**WHAT TO DO:**
Select, from the data, each line where "Transformation" occurs.

(Dataset entries)
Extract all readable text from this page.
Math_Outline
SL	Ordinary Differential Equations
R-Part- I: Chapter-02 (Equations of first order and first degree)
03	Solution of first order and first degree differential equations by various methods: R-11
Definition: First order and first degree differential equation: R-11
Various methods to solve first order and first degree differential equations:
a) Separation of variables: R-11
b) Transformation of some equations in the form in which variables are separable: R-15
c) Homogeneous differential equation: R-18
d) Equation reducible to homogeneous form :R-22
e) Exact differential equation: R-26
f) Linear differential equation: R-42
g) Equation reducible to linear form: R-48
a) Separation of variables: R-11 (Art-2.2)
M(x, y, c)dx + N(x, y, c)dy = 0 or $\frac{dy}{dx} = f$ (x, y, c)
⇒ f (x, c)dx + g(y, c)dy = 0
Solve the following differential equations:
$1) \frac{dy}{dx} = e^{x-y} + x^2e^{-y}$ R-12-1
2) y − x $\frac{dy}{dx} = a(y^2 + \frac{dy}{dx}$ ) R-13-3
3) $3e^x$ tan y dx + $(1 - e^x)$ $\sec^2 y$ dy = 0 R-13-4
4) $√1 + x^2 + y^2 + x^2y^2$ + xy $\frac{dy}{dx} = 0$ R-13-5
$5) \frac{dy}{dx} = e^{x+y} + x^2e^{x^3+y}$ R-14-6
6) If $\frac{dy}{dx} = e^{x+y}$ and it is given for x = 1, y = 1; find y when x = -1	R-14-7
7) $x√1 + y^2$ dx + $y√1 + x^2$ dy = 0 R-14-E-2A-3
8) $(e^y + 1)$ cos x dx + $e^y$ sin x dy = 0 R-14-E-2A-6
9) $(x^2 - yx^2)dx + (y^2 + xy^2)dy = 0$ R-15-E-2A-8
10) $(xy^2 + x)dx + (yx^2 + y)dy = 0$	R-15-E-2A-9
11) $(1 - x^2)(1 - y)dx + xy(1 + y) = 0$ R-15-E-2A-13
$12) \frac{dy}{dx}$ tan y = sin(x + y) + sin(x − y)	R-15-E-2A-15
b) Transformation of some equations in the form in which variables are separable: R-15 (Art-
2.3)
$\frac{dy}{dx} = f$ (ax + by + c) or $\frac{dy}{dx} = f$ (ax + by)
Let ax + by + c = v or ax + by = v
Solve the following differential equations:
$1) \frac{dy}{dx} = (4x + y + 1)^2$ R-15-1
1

---

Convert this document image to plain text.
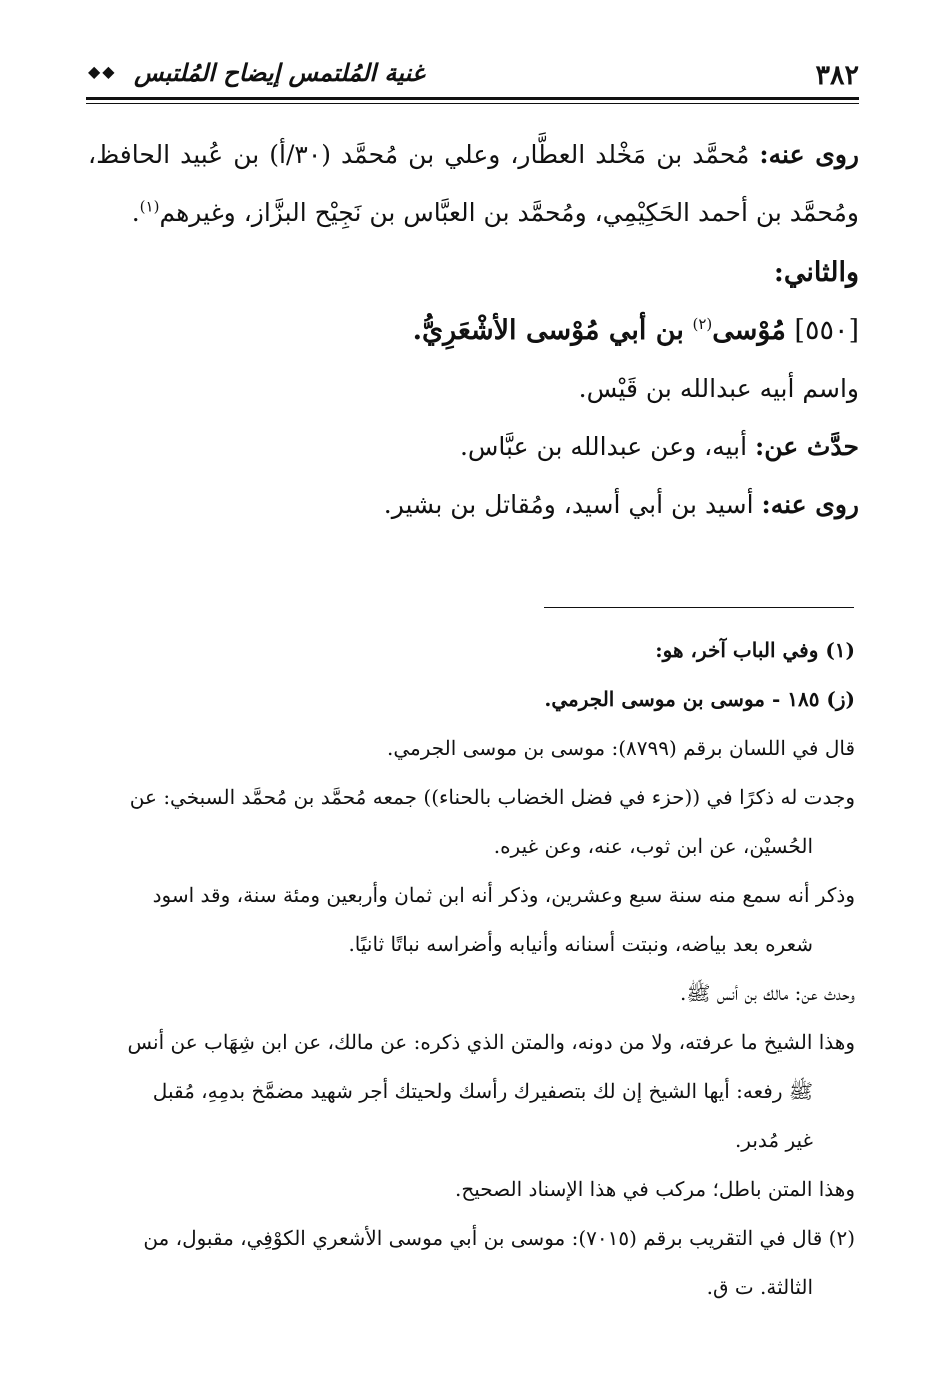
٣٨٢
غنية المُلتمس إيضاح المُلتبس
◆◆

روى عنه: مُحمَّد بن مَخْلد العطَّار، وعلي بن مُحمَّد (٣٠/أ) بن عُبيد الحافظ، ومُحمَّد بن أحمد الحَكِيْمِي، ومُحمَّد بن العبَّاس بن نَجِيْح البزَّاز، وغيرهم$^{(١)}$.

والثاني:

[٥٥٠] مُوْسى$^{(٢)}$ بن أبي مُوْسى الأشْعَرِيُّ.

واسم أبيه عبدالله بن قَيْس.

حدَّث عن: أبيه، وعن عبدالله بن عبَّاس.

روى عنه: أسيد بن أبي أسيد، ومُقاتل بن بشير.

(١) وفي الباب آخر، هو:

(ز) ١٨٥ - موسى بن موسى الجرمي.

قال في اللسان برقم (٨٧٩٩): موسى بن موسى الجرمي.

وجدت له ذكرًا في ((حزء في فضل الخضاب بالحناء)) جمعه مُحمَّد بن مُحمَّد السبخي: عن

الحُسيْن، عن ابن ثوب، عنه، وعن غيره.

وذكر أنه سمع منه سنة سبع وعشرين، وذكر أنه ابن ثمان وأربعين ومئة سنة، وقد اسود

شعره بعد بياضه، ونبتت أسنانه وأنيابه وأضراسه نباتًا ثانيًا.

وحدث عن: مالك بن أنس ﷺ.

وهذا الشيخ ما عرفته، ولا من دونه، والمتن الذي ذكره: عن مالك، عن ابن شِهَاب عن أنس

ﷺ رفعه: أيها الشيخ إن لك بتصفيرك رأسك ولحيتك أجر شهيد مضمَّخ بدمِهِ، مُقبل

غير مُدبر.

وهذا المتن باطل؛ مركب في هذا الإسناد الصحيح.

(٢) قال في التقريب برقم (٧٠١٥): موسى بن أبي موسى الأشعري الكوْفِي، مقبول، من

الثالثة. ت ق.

**CORRECT RESPONSE:**
b) Transformation of some equations in the form in which variables are separable: R-15
b) Transformation of some equations in the form in which variables are separable: R-15 (Art-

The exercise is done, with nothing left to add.